▸ WHAT IS EXPECTED: All records must be quoted exactly. Omit the pictures.

▸ AVAILABLE RECORDS:

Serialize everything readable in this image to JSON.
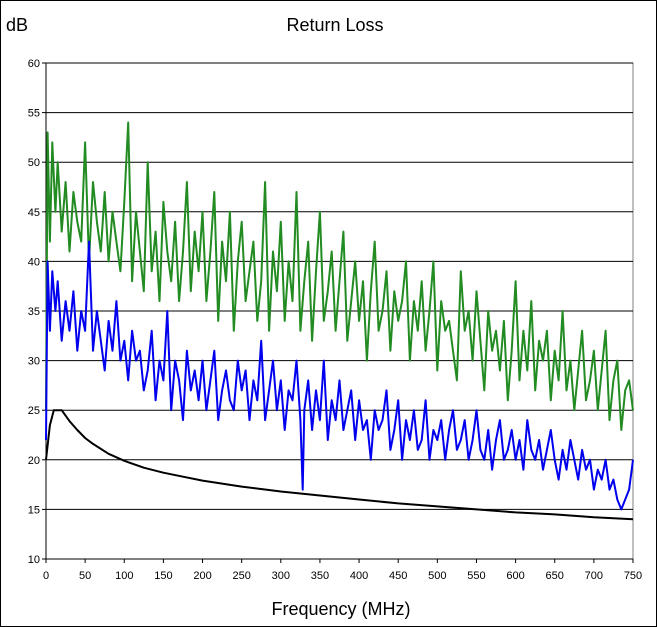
{
  "chart_data": {
    "type": "line",
    "title": "Return Loss",
    "ylabel": "dB",
    "xlabel": "Frequency (MHz)",
    "xlim": [
      0,
      750
    ],
    "ylim": [
      10,
      60
    ],
    "xticks": [
      0,
      50,
      100,
      150,
      200,
      250,
      300,
      350,
      400,
      450,
      500,
      550,
      600,
      650,
      700,
      750
    ],
    "yticks": [
      10,
      15,
      20,
      25,
      30,
      35,
      40,
      45,
      50,
      55,
      60
    ],
    "grid": "horizontal",
    "legend": "none",
    "series": [
      {
        "color": "#228b22",
        "x": [
          0,
          2,
          5,
          8,
          12,
          15,
          20,
          25,
          30,
          35,
          40,
          45,
          50,
          55,
          60,
          65,
          70,
          75,
          80,
          85,
          90,
          95,
          100,
          105,
          110,
          115,
          120,
          125,
          130,
          135,
          140,
          145,
          150,
          155,
          160,
          165,
          170,
          175,
          180,
          185,
          190,
          195,
          200,
          205,
          210,
          215,
          220,
          225,
          230,
          235,
          240,
          245,
          250,
          255,
          260,
          265,
          270,
          275,
          280,
          285,
          290,
          295,
          300,
          305,
          310,
          315,
          320,
          325,
          330,
          335,
          340,
          345,
          350,
          355,
          360,
          365,
          370,
          375,
          380,
          385,
          390,
          395,
          400,
          405,
          410,
          415,
          420,
          425,
          430,
          435,
          440,
          445,
          450,
          455,
          460,
          465,
          470,
          475,
          480,
          485,
          490,
          495,
          500,
          505,
          510,
          515,
          520,
          525,
          530,
          535,
          540,
          545,
          550,
          555,
          560,
          565,
          570,
          575,
          580,
          585,
          590,
          595,
          600,
          605,
          610,
          615,
          620,
          625,
          630,
          635,
          640,
          645,
          650,
          655,
          660,
          665,
          670,
          675,
          680,
          685,
          690,
          695,
          700,
          705,
          710,
          715,
          720,
          725,
          730,
          735,
          740,
          745,
          750
        ],
        "values": [
          25,
          53,
          42,
          52,
          45,
          50,
          43,
          48,
          41,
          47,
          44,
          42,
          52,
          40,
          48,
          44,
          41,
          47,
          40,
          45,
          42,
          39,
          46,
          54,
          38,
          45,
          41,
          37,
          50,
          39,
          43,
          36,
          46,
          41,
          38,
          44,
          36,
          41,
          48,
          37,
          43,
          39,
          45,
          36,
          41,
          47,
          34,
          42,
          38,
          45,
          33,
          40,
          44,
          36,
          39,
          42,
          34,
          38,
          48,
          33,
          41,
          37,
          44,
          34,
          40,
          36,
          47,
          33,
          38,
          42,
          32,
          39,
          45,
          34,
          37,
          41,
          33,
          38,
          43,
          32,
          36,
          40,
          34,
          38,
          30,
          37,
          42,
          33,
          35,
          39,
          31,
          37,
          34,
          36,
          40,
          30,
          36,
          33,
          38,
          31,
          35,
          40,
          29,
          36,
          33,
          34,
          31,
          28,
          39,
          33,
          35,
          30,
          37,
          32,
          27,
          35,
          31,
          33,
          29,
          34,
          26,
          31,
          38,
          28,
          33,
          29,
          36,
          27,
          32,
          30,
          33,
          26,
          31,
          28,
          35,
          27,
          30,
          25,
          29,
          33,
          26,
          28,
          31,
          25,
          29,
          33,
          24,
          28,
          30,
          23,
          27,
          28,
          25
        ]
      },
      {
        "color": "#0000ee",
        "x": [
          0,
          2,
          5,
          8,
          12,
          15,
          20,
          25,
          30,
          35,
          40,
          45,
          50,
          55,
          60,
          65,
          70,
          75,
          80,
          85,
          90,
          95,
          100,
          105,
          110,
          115,
          120,
          125,
          130,
          135,
          140,
          145,
          150,
          155,
          160,
          165,
          170,
          175,
          180,
          185,
          190,
          195,
          200,
          205,
          210,
          215,
          220,
          225,
          230,
          235,
          240,
          245,
          250,
          255,
          260,
          265,
          270,
          275,
          280,
          285,
          290,
          295,
          300,
          305,
          310,
          315,
          320,
          325,
          328,
          330,
          335,
          340,
          345,
          350,
          355,
          360,
          365,
          370,
          375,
          380,
          385,
          390,
          395,
          400,
          405,
          410,
          415,
          420,
          425,
          430,
          435,
          440,
          445,
          450,
          455,
          460,
          465,
          470,
          475,
          480,
          485,
          490,
          495,
          500,
          505,
          510,
          515,
          520,
          525,
          530,
          535,
          540,
          545,
          550,
          555,
          560,
          565,
          570,
          575,
          580,
          585,
          590,
          595,
          600,
          605,
          610,
          615,
          620,
          625,
          630,
          635,
          640,
          645,
          650,
          655,
          660,
          665,
          670,
          675,
          680,
          685,
          690,
          695,
          700,
          705,
          710,
          715,
          720,
          725,
          730,
          735,
          740,
          745,
          750
        ],
        "values": [
          22,
          40,
          33,
          39,
          35,
          38,
          32,
          36,
          33,
          37,
          31,
          35,
          33,
          42,
          31,
          35,
          32,
          29,
          34,
          31,
          36,
          30,
          32,
          28,
          33,
          30,
          31,
          27,
          29,
          33,
          26,
          30,
          28,
          35,
          25,
          30,
          28,
          24,
          31,
          27,
          29,
          26,
          30,
          25,
          28,
          31,
          24,
          27,
          29,
          26,
          25,
          30,
          27,
          29,
          24,
          28,
          26,
          32,
          24,
          27,
          30,
          25,
          28,
          23,
          27,
          26,
          30,
          24,
          17,
          25,
          28,
          23,
          27,
          24,
          30,
          22,
          26,
          24,
          28,
          23,
          25,
          27,
          22,
          26,
          23,
          24,
          20,
          25,
          23,
          24,
          27,
          21,
          23,
          26,
          20,
          24,
          22,
          25,
          21,
          22,
          26,
          20,
          23,
          22,
          24,
          20,
          23,
          25,
          21,
          22,
          24,
          20,
          22,
          25,
          21,
          20,
          23,
          19,
          22,
          24,
          20,
          21,
          23,
          20,
          22,
          19,
          24,
          21,
          20,
          22,
          19,
          21,
          23,
          20,
          18,
          21,
          19,
          22,
          20,
          18,
          21,
          19,
          20,
          17,
          19,
          18,
          20,
          17,
          18,
          16,
          15,
          16,
          17,
          20
        ]
      },
      {
        "color": "#000000",
        "x": [
          0,
          5,
          10,
          15,
          20,
          30,
          40,
          50,
          60,
          80,
          100,
          125,
          150,
          175,
          200,
          250,
          300,
          350,
          400,
          450,
          500,
          550,
          600,
          650,
          700,
          750
        ],
        "values": [
          20,
          23.5,
          25,
          25,
          25,
          23.9,
          23,
          22.2,
          21.6,
          20.6,
          19.9,
          19.2,
          18.7,
          18.3,
          17.9,
          17.3,
          16.8,
          16.4,
          16.0,
          15.6,
          15.3,
          15.0,
          14.7,
          14.5,
          14.2,
          14.0
        ]
      }
    ]
  }
}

▸ RESULT:
Serialize everything readable in this image to JSON.
{
  "chart_data": {
    "type": "line",
    "title": "Return Loss",
    "ylabel": "dB",
    "xlabel": "Frequency (MHz)",
    "xlim": [
      0,
      750
    ],
    "ylim": [
      10,
      60
    ],
    "xticks": [
      0,
      50,
      100,
      150,
      200,
      250,
      300,
      350,
      400,
      450,
      500,
      550,
      600,
      650,
      700,
      750
    ],
    "yticks": [
      10,
      15,
      20,
      25,
      30,
      35,
      40,
      45,
      50,
      55,
      60
    ],
    "grid": "horizontal",
    "legend": "none",
    "series": [
      {
        "color": "#228b22",
        "x": [
          0,
          2,
          5,
          8,
          12,
          15,
          20,
          25,
          30,
          35,
          40,
          45,
          50,
          55,
          60,
          65,
          70,
          75,
          80,
          85,
          90,
          95,
          100,
          105,
          110,
          115,
          120,
          125,
          130,
          135,
          140,
          145,
          150,
          155,
          160,
          165,
          170,
          175,
          180,
          185,
          190,
          195,
          200,
          205,
          210,
          215,
          220,
          225,
          230,
          235,
          240,
          245,
          250,
          255,
          260,
          265,
          270,
          275,
          280,
          285,
          290,
          295,
          300,
          305,
          310,
          315,
          320,
          325,
          330,
          335,
          340,
          345,
          350,
          355,
          360,
          365,
          370,
          375,
          380,
          385,
          390,
          395,
          400,
          405,
          410,
          415,
          420,
          425,
          430,
          435,
          440,
          445,
          450,
          455,
          460,
          465,
          470,
          475,
          480,
          485,
          490,
          495,
          500,
          505,
          510,
          515,
          520,
          525,
          530,
          535,
          540,
          545,
          550,
          555,
          560,
          565,
          570,
          575,
          580,
          585,
          590,
          595,
          600,
          605,
          610,
          615,
          620,
          625,
          630,
          635,
          640,
          645,
          650,
          655,
          660,
          665,
          670,
          675,
          680,
          685,
          690,
          695,
          700,
          705,
          710,
          715,
          720,
          725,
          730,
          735,
          740,
          745,
          750
        ],
        "values": [
          25,
          53,
          42,
          52,
          45,
          50,
          43,
          48,
          41,
          47,
          44,
          42,
          52,
          40,
          48,
          44,
          41,
          47,
          40,
          45,
          42,
          39,
          46,
          54,
          38,
          45,
          41,
          37,
          50,
          39,
          43,
          36,
          46,
          41,
          38,
          44,
          36,
          41,
          48,
          37,
          43,
          39,
          45,
          36,
          41,
          47,
          34,
          42,
          38,
          45,
          33,
          40,
          44,
          36,
          39,
          42,
          34,
          38,
          48,
          33,
          41,
          37,
          44,
          34,
          40,
          36,
          47,
          33,
          38,
          42,
          32,
          39,
          45,
          34,
          37,
          41,
          33,
          38,
          43,
          32,
          36,
          40,
          34,
          38,
          30,
          37,
          42,
          33,
          35,
          39,
          31,
          37,
          34,
          36,
          40,
          30,
          36,
          33,
          38,
          31,
          35,
          40,
          29,
          36,
          33,
          34,
          31,
          28,
          39,
          33,
          35,
          30,
          37,
          32,
          27,
          35,
          31,
          33,
          29,
          34,
          26,
          31,
          38,
          28,
          33,
          29,
          36,
          27,
          32,
          30,
          33,
          26,
          31,
          28,
          35,
          27,
          30,
          25,
          29,
          33,
          26,
          28,
          31,
          25,
          29,
          33,
          24,
          28,
          30,
          23,
          27,
          28,
          25
        ]
      },
      {
        "color": "#0000ee",
        "x": [
          0,
          2,
          5,
          8,
          12,
          15,
          20,
          25,
          30,
          35,
          40,
          45,
          50,
          55,
          60,
          65,
          70,
          75,
          80,
          85,
          90,
          95,
          100,
          105,
          110,
          115,
          120,
          125,
          130,
          135,
          140,
          145,
          150,
          155,
          160,
          165,
          170,
          175,
          180,
          185,
          190,
          195,
          200,
          205,
          210,
          215,
          220,
          225,
          230,
          235,
          240,
          245,
          250,
          255,
          260,
          265,
          270,
          275,
          280,
          285,
          290,
          295,
          300,
          305,
          310,
          315,
          320,
          325,
          328,
          330,
          335,
          340,
          345,
          350,
          355,
          360,
          365,
          370,
          375,
          380,
          385,
          390,
          395,
          400,
          405,
          410,
          415,
          420,
          425,
          430,
          435,
          440,
          445,
          450,
          455,
          460,
          465,
          470,
          475,
          480,
          485,
          490,
          495,
          500,
          505,
          510,
          515,
          520,
          525,
          530,
          535,
          540,
          545,
          550,
          555,
          560,
          565,
          570,
          575,
          580,
          585,
          590,
          595,
          600,
          605,
          610,
          615,
          620,
          625,
          630,
          635,
          640,
          645,
          650,
          655,
          660,
          665,
          670,
          675,
          680,
          685,
          690,
          695,
          700,
          705,
          710,
          715,
          720,
          725,
          730,
          735,
          740,
          745,
          750
        ],
        "values": [
          22,
          40,
          33,
          39,
          35,
          38,
          32,
          36,
          33,
          37,
          31,
          35,
          33,
          42,
          31,
          35,
          32,
          29,
          34,
          31,
          36,
          30,
          32,
          28,
          33,
          30,
          31,
          27,
          29,
          33,
          26,
          30,
          28,
          35,
          25,
          30,
          28,
          24,
          31,
          27,
          29,
          26,
          30,
          25,
          28,
          31,
          24,
          27,
          29,
          26,
          25,
          30,
          27,
          29,
          24,
          28,
          26,
          32,
          24,
          27,
          30,
          25,
          28,
          23,
          27,
          26,
          30,
          24,
          17,
          25,
          28,
          23,
          27,
          24,
          30,
          22,
          26,
          24,
          28,
          23,
          25,
          27,
          22,
          26,
          23,
          24,
          20,
          25,
          23,
          24,
          27,
          21,
          23,
          26,
          20,
          24,
          22,
          25,
          21,
          22,
          26,
          20,
          23,
          22,
          24,
          20,
          23,
          25,
          21,
          22,
          24,
          20,
          22,
          25,
          21,
          20,
          23,
          19,
          22,
          24,
          20,
          21,
          23,
          20,
          22,
          19,
          24,
          21,
          20,
          22,
          19,
          21,
          23,
          20,
          18,
          21,
          19,
          22,
          20,
          18,
          21,
          19,
          20,
          17,
          19,
          18,
          20,
          17,
          18,
          16,
          15,
          16,
          17,
          20
        ]
      },
      {
        "color": "#000000",
        "x": [
          0,
          5,
          10,
          15,
          20,
          30,
          40,
          50,
          60,
          80,
          100,
          125,
          150,
          175,
          200,
          250,
          300,
          350,
          400,
          450,
          500,
          550,
          600,
          650,
          700,
          750
        ],
        "values": [
          20,
          23.5,
          25,
          25,
          25,
          23.9,
          23,
          22.2,
          21.6,
          20.6,
          19.9,
          19.2,
          18.7,
          18.3,
          17.9,
          17.3,
          16.8,
          16.4,
          16.0,
          15.6,
          15.3,
          15.0,
          14.7,
          14.5,
          14.2,
          14.0
        ]
      }
    ]
  }
}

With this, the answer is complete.